DIRECTIONS FOR THIS TASK => Beginning at the line with "Type out the text in this image.", output each line to the end of the listing below exactly, please.
[Begin STORED DATA]
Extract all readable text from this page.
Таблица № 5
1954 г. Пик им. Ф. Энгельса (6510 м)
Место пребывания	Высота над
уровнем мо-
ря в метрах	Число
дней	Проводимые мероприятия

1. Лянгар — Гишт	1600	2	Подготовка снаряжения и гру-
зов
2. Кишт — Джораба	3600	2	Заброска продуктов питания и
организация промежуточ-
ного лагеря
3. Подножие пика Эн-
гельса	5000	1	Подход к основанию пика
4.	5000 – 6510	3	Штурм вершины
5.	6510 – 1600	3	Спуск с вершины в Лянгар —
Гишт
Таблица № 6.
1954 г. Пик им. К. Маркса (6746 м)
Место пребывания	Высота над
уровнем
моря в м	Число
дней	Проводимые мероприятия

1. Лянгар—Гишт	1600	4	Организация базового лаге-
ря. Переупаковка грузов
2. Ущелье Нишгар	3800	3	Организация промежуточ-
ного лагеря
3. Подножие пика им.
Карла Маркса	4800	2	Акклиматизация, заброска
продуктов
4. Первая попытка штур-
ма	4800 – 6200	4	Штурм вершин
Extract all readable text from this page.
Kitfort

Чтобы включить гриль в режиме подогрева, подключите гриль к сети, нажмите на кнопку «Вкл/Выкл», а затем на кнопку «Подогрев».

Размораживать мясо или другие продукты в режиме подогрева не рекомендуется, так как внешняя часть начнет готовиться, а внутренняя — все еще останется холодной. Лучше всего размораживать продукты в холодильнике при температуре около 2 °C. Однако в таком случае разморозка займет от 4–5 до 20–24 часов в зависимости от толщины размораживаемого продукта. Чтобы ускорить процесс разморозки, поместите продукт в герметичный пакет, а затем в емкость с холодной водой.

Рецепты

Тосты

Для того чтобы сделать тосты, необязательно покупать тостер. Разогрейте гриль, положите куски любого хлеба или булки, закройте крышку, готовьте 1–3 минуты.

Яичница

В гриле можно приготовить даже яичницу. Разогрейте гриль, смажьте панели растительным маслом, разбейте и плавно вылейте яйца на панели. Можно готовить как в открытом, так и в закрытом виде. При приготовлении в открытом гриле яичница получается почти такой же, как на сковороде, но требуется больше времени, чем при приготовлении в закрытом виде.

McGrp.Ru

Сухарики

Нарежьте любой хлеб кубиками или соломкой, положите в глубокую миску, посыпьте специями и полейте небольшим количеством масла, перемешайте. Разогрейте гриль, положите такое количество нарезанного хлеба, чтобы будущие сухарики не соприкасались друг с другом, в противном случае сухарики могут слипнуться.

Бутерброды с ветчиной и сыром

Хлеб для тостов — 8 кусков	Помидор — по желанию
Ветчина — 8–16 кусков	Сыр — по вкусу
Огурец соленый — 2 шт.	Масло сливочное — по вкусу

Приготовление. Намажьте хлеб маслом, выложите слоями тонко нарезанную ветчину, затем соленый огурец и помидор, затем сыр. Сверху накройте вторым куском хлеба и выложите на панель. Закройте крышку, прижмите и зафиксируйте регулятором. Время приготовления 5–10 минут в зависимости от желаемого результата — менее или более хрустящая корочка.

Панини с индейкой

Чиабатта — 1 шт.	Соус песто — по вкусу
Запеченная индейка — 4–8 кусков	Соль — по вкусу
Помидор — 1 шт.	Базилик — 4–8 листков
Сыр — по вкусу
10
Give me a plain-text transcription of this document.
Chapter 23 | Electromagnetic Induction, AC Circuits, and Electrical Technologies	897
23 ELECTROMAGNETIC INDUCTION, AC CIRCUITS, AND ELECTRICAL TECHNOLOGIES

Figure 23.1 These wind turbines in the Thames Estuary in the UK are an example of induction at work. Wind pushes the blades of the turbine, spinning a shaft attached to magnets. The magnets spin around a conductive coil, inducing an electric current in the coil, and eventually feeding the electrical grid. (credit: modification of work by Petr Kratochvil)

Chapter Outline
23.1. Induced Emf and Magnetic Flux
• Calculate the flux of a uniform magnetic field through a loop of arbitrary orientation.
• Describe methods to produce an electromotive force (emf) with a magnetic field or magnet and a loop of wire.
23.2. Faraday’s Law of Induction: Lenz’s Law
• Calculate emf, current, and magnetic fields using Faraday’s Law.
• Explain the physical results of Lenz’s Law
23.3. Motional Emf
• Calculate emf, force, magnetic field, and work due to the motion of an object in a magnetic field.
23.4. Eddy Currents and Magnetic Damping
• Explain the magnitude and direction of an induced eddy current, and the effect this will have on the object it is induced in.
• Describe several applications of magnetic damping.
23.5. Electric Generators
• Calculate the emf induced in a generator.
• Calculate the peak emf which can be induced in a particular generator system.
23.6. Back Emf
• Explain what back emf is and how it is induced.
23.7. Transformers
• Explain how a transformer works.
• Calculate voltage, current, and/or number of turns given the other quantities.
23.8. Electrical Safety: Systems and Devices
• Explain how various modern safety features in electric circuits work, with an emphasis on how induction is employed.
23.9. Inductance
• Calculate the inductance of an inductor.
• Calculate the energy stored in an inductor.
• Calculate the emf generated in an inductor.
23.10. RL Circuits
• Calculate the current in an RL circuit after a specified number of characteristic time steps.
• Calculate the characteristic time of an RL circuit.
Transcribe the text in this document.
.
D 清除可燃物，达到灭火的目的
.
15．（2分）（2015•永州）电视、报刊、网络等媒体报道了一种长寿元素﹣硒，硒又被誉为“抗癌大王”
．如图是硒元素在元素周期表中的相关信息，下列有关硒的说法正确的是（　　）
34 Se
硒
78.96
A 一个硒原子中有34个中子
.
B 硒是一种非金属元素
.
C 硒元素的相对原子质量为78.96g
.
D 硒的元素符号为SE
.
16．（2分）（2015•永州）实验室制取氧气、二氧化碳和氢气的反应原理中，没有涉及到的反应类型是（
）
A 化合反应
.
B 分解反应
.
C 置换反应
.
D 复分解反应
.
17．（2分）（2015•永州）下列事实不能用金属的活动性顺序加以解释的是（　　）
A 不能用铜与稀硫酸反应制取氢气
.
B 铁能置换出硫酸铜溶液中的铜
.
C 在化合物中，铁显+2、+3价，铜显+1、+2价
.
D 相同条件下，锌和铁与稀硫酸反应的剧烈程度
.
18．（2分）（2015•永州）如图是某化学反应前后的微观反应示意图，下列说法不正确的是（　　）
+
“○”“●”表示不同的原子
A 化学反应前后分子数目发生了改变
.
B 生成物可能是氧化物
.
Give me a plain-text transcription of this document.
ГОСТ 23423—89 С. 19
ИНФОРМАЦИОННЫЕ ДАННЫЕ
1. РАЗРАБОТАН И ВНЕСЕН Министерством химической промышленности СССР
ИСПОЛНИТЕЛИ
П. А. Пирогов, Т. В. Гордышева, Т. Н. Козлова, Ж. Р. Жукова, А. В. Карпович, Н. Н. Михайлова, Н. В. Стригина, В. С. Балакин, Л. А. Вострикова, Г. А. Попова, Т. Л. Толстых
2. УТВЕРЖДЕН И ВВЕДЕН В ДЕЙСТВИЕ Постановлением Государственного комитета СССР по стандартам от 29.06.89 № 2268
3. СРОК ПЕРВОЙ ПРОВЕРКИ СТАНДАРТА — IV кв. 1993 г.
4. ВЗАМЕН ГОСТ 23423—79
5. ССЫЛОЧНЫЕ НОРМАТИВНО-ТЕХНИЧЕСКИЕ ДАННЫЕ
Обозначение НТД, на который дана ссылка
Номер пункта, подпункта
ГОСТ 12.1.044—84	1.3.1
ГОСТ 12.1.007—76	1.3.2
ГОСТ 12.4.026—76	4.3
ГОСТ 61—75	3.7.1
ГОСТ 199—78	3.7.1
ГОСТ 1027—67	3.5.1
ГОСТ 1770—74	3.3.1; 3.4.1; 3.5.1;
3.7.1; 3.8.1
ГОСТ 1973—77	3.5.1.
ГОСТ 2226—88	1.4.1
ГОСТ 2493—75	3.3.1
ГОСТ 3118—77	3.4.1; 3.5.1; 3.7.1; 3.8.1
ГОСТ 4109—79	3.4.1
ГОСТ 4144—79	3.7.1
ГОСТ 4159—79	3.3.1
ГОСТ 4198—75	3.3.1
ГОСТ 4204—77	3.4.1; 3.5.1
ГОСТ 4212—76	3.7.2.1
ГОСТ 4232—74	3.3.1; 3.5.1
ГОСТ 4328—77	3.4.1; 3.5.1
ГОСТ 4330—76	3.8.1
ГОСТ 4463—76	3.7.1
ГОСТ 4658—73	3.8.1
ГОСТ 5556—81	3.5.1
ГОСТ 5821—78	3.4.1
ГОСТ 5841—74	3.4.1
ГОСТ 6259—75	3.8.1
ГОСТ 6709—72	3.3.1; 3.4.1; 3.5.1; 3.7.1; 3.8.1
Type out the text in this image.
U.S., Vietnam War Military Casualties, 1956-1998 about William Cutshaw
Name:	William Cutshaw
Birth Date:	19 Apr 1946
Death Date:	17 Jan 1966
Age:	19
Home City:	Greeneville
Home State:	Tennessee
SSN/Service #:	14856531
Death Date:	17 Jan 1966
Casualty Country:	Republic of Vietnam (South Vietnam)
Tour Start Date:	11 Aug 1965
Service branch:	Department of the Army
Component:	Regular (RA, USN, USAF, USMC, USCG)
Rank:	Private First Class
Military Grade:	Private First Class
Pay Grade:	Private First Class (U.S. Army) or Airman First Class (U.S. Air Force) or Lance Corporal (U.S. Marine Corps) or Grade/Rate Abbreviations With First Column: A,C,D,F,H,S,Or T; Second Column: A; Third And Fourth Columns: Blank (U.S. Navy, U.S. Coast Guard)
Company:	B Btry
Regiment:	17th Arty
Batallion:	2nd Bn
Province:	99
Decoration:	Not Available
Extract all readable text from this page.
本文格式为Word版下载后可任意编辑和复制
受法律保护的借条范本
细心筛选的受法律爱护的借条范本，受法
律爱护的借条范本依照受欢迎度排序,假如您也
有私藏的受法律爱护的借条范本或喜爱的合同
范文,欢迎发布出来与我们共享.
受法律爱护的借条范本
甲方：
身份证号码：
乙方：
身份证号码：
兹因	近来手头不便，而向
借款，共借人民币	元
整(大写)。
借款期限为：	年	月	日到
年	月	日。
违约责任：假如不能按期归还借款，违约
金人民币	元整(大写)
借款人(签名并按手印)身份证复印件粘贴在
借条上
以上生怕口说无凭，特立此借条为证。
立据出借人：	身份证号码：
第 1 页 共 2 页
[End STORED DATA]
ANSWER TO THIS TASK =>
Type out the text in this image.
U.S., Vietnam War Military Casualties, 1956-1998 about William Cutshaw
Name:	William Cutshaw
Birth Date:	19 Apr 1946
Death Date:	17 Jan 1966
Age:	19
Home City:	Greeneville
Home State:	Tennessee
SSN/Service #:	14856531
Death Date:	17 Jan 1966
Casualty Country:	Republic of Vietnam (South Vietnam)
Tour Start Date:	11 Aug 1965
Service branch:	Department of the Army
Component:	Regular (RA, USN, USAF, USMC, USCG)
Rank:	Private First Class
Military Grade:	Private First Class
Pay Grade:	Private First Class (U.S. Army) or Airman First Class (U.S. Air Force) or Lance Corporal (U.S. Marine Corps) or Grade/Rate Abbreviations With First Column: A,C,D,F,H,S,Or T; Second Column: A; Third And Fourth Columns: Blank (U.S. Navy, U.S. Coast Guard)
Company:	B Btry
Regiment:	17th Arty
Batallion:	2nd Bn
Province:	99
Decoration:	Not Available
Extract all readable text from this page.
本文格式为Word版下载后可任意编辑和复制
受法律保护的借条范本
细心筛选的受法律爱护的借条范本，受法
律爱护的借条范本依照受欢迎度排序,假如您也
有私藏的受法律爱护的借条范本或喜爱的合同
范文,欢迎发布出来与我们共享.
受法律爱护的借条范本
甲方：
身份证号码：
乙方：
身份证号码：
兹因	近来手头不便，而向
借款，共借人民币	元
整(大写)。
借款期限为：	年	月	日到
年	月	日。
违约责任：假如不能按期归还借款，违约
金人民币	元整(大写)
借款人(签名并按手印)身份证复印件粘贴在
借条上
以上生怕口说无凭，特立此借条为证。
立据出借人：	身份证号码：
第 1 页 共 2 页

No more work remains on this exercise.